-- begin Passage --

SSD journal deployment experiences

daniel.vanderster@xxxxxxx (Dan Van Der Ster) · Fri, 5 Sep 2014 09:42:02 +0000

> On 05 Sep 2014, at 11:04, Christian Balzer <chibi at gol.com> wrote:
> 
> 
> Hello Dan,
> 
> On Fri, 5 Sep 2014 07:46:12 +0000 Dan Van Der Ster wrote:
> 
>> Hi Christian,
>> 
>>> On 05 Sep 2014, at 03:09, Christian Balzer <chibi at gol.com> wrote:
>>> 
>>> 
>>> Hello,
>>> 
>>> On Thu, 4 Sep 2014 14:49:39 -0700 Craig Lewis wrote:
>>> 
>>>> On Thu, Sep 4, 2014 at 9:21 AM, Dan Van Der Ster
>>>> <daniel.vanderster at cern.ch> wrote:
>>>> 
>>>>> 
>>>>> 
>>>>> 1) How often are DC S3700's failing in your deployments?
>>>>> 
>>>> 
>>>> None of mine have failed yet.  I am planning to monitor the wear level
>>>> indicator, and preemptively replace any SSDs that go below 10%.
>>>> Manually flushing the journal, replacing the SSD, and building a new
>>>> journal is much faster than backfilling all the dependent OSDs.
>>>> 
>>> What Craig said.
>>> 
>>> Hell, even none of the consumer Intels (3xx, 520s) I have ever failed,
>>> though they are aging faster of course. 
>>> Still got some ancient X-25s that haven't gone below 96% wearout.
>>> 
>>> I expect my DC 3700s to outlive 2 HDD generations. ^o^ 
>>> 
>>> Monitor and replace them accordingly and I doubt you'll ever loose one
>>> in operation.
>> 
>> OK, that?s good to know.
>> 
>>> 
>>>> 
>>>> 
>>>>> 2) If you have SSD journals at a ratio of 1 to 4 or 5, how painful is
>>>>> the backfilling which results from an SSD failure? Have you
>>>>> considered tricks like increasing the down out interval so
>>>>> backfilling doesn?t happen in this case (leaving time for the SSD to
>>>>> be replaced)?
>>>>> 
>>>> 
>>>> Replacing a failed SSD won't help your backfill.  I haven't actually
>>>> tested it, but I'm pretty sure that losing the journal effectively
>>>> corrupts your OSDs.  I don't know what steps are required to complete
>>>> this operation, but it wouldn't surprise me if you need to re-format
>>>> the OSD.
>>>> 
>>> This.
>>> All the threads I've read about this indicate that journal loss during
>>> operation means OSD loss. Total OSD loss, no recovery.

-- end Passage --

# Exercise description
Extend the thread above on SSD journal deployment, beginning right after its final sentence.

-- begin Supplied records --

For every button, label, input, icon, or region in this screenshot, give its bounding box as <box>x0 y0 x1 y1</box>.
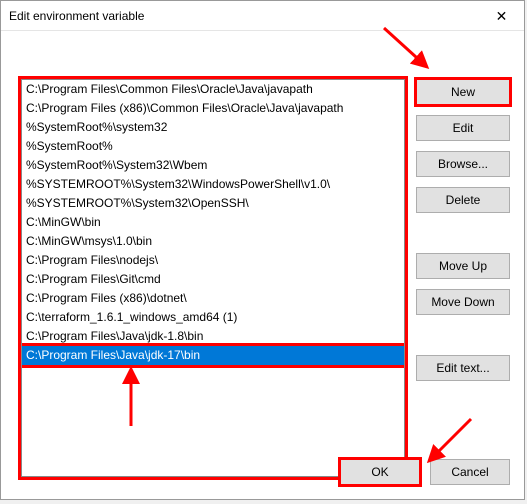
button-column: New Edit Browse... Delete Move Up Move D… <box>416 79 510 391</box>
move-up-button[interactable]: Move Up <box>416 253 510 279</box>
path-listbox[interactable]: C:\Program Files\Common Files\Oracle\Jav… <box>21 79 405 477</box>
edit-text-button[interactable]: Edit text... <box>416 355 510 381</box>
list-item[interactable]: C:\Program Files\Common Files\Oracle\Jav… <box>22 80 404 99</box>
close-icon: ✕ <box>496 8 508 25</box>
move-down-button[interactable]: Move Down <box>416 289 510 315</box>
list-item[interactable]: C:\Program Files\Git\cmd <box>22 270 404 289</box>
ok-button[interactable]: OK <box>340 459 420 485</box>
dialog-window: Edit environment variable ✕ C:\Program F… <box>0 0 525 500</box>
list-item[interactable]: C:\Program Files (x86)\Common Files\Orac… <box>22 99 404 118</box>
dialog-content: C:\Program Files\Common Files\Oracle\Jav… <box>1 31 524 499</box>
titlebar: Edit environment variable ✕ <box>1 1 524 31</box>
list-item[interactable]: %SYSTEMROOT%\System32\WindowsPowerShell\… <box>22 175 404 194</box>
new-button[interactable]: New <box>416 79 510 105</box>
edit-button[interactable]: Edit <box>416 115 510 141</box>
list-item[interactable]: C:\Program Files\Java\jdk-1.8\bin <box>22 327 404 346</box>
list-item[interactable]: %SystemRoot% <box>22 137 404 156</box>
list-item[interactable]: C:\Program Files\Java\jdk-17\bin <box>22 346 404 365</box>
arrow-to-new-icon <box>379 23 439 79</box>
window-title: Edit environment variable <box>9 9 144 23</box>
browse-button[interactable]: Browse... <box>416 151 510 177</box>
delete-button[interactable]: Delete <box>416 187 510 213</box>
cancel-button[interactable]: Cancel <box>430 459 510 485</box>
list-item[interactable]: C:\terraform_1.6.1_windows_amd64 (1) <box>22 308 404 327</box>
list-item[interactable]: C:\MinGW\msys\1.0\bin <box>22 232 404 251</box>
list-item[interactable]: %SystemRoot%\System32\Wbem <box>22 156 404 175</box>
list-item[interactable]: %SystemRoot%\system32 <box>22 118 404 137</box>
list-item[interactable]: %SYSTEMROOT%\System32\OpenSSH\ <box>22 194 404 213</box>
list-item[interactable]: C:\MinGW\bin <box>22 213 404 232</box>
list-item[interactable]: C:\Program Files\nodejs\ <box>22 251 404 270</box>
bottom-button-row: OK Cancel <box>340 459 510 485</box>
list-item[interactable]: C:\Program Files (x86)\dotnet\ <box>22 289 404 308</box>
close-button[interactable]: ✕ <box>479 1 524 31</box>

-- end Supplied records --

# Answer to this task
>>> From what I gathered the developers are aware of this and it might be
>>> addressed in the future.
>>> 
>> 
>> I suppose I need to try it then. I don?t understand why you can't just
>> use ceph-osd -i 10 --mkjournal to rebuild osd 10?s journal, for example.
>> 
> I think the logic is if you shut down an OSD cleanly beforehand you can
> just do that.
> However from what I gathered there is no logic to re-issue transactions
> that made it to the journal but not the filestore.
> So a journal SSD failing mid-operation with a busy OSD would certainly be
> in that state.
> 

I had thought that the journal write and the buffered filestore write happen at the same time. So all the previous journal writes that succeeded are already on their way to the filestore. My (could be incorrect) understanding is that the real purpose of the journal is to be able to replay writes after a power outage (since the buffered filestore writes would be lost in that case). If there is no power outage, then filestore writes are still good regardless of a journal failure.

> I'm sure (hope) somebody from the Ceph team will pipe up about this.

Ditto!

>>> Now 200GB DC 3700s can write close to 400MB/s so a 1:4 or even 1:5
>>> ratio is sensible. However these will be the ones limiting your max
>>> sequential write speed if that is of importance to you. In nearly all
>>> use cases you run out of IOPS (on your HDDs) long before that becomes
>>> an issue, though.
>> 
>> IOPS is definitely the main limit, but we also only have 1 single
>> 10Gig-E NIC on these servers, so 4 drives that can write (even only
>> 200MB/s) would be good enough.
>> 
> Fair enough. ^o^
> 
>> Also, we?ll put the SSDs in the first four ports of an SAS2008 HBA which
>> is shared with the other 20 spinning disks. Counting the double writes,
>> the HBA will run out of bandwidth before these SSDs, I expect.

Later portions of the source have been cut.